____ Records for the exercise
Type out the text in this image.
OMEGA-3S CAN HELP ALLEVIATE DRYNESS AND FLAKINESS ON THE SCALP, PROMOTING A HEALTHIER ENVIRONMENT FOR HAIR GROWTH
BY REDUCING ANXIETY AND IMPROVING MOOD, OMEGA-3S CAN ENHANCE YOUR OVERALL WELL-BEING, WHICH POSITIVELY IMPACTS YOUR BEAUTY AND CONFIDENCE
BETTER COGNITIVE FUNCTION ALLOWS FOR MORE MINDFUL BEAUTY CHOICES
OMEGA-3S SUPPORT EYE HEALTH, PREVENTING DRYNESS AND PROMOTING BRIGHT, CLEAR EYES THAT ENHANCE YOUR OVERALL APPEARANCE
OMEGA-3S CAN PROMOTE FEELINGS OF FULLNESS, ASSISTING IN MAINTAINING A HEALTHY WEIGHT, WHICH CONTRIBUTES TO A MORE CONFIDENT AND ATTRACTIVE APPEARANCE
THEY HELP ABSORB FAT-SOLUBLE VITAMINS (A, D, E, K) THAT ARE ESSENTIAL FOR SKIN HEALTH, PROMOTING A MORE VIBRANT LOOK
________
Short exercise: Go over the data above and copy every line that has the word "MORE" in it.

Right answer:
BETTER COGNITIVE FUNCTION ALLOWS FOR MORE MINDFUL BEAUTY CHOICES
OMEGA-3S CAN PROMOTE FEELINGS OF FULLNESS, ASSISTING IN MAINTAINING A HEALTHY WEIGHT, WHICH CONTRIBUTES TO A MORE CONFIDENT AND ATTRACTIVE APPEARANCE
THEY HELP ABSORB FAT-SOLUBLE VITAMINS (A, D, E, K) THAT ARE ESSENTIAL FOR SKIN HEALTH, PROMOTING A MORE VIBRANT LOOK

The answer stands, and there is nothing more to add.